### EXERCISE BRIEF:
Take the data that follows and retype it word for word.

### DATASET CONTENT:

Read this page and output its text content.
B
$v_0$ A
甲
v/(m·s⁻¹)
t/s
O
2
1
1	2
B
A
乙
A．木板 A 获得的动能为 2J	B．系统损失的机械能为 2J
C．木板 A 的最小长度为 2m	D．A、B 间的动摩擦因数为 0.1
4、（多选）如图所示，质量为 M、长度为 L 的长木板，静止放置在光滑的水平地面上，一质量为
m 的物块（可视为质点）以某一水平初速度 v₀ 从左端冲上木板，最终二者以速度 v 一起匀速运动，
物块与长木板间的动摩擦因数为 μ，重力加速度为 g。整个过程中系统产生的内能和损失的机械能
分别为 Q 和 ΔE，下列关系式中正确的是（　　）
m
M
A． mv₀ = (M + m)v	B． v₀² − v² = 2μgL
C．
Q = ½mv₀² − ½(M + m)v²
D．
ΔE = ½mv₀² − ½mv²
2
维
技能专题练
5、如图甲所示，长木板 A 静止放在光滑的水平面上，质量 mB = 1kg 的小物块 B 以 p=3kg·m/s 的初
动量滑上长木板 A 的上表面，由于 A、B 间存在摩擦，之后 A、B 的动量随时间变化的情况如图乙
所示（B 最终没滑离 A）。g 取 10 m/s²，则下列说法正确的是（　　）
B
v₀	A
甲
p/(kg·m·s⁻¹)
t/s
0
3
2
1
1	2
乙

### OUTPUT FOR THIS TASK:
Read this page and output its text content.
B
$v_0$ A
甲
v/(m·s⁻¹)
t/s
O
2
1
1	2
B
A
乙
A．木板 A 获得的动能为 2J	B．系统损失的机械能为 2J
C．木板 A 的最小长度为 2m	D．A、B 间的动摩擦因数为 0.1
4、（多选）如图所示，质量为 M、长度为 L 的长木板，静止放置在光滑的水平地面上，一质量为
m 的物块（可视为质点）以某一水平初速度 v₀ 从左端冲上木板，最终二者以速度 v 一起匀速运动，
物块与长木板间的动摩擦因数为 μ，重力加速度为 g。整个过程中系统产生的内能和损失的机械能
分别为 Q 和 ΔE，下列关系式中正确的是（　　）
m
M
A． mv₀ = (M + m)v	B． v₀² − v² = 2μgL
C．
Q = ½mv₀² − ½(M + m)v²
D．
ΔE = ½mv₀² − ½mv²
2
维
技能专题练
5、如图甲所示，长木板 A 静止放在光滑的水平面上，质量 mB = 1kg 的小物块 B 以 p=3kg·m/s 的初
动量滑上长木板 A 的上表面，由于 A、B 间存在摩擦，之后 A、B 的动量随时间变化的情况如图乙
所示（B 最终没滑离 A）。g 取 10 m/s²，则下列说法正确的是（　　）
B
v₀	A
甲
p/(kg·m·s⁻¹)
t/s
0
3
2
1
1	2
乙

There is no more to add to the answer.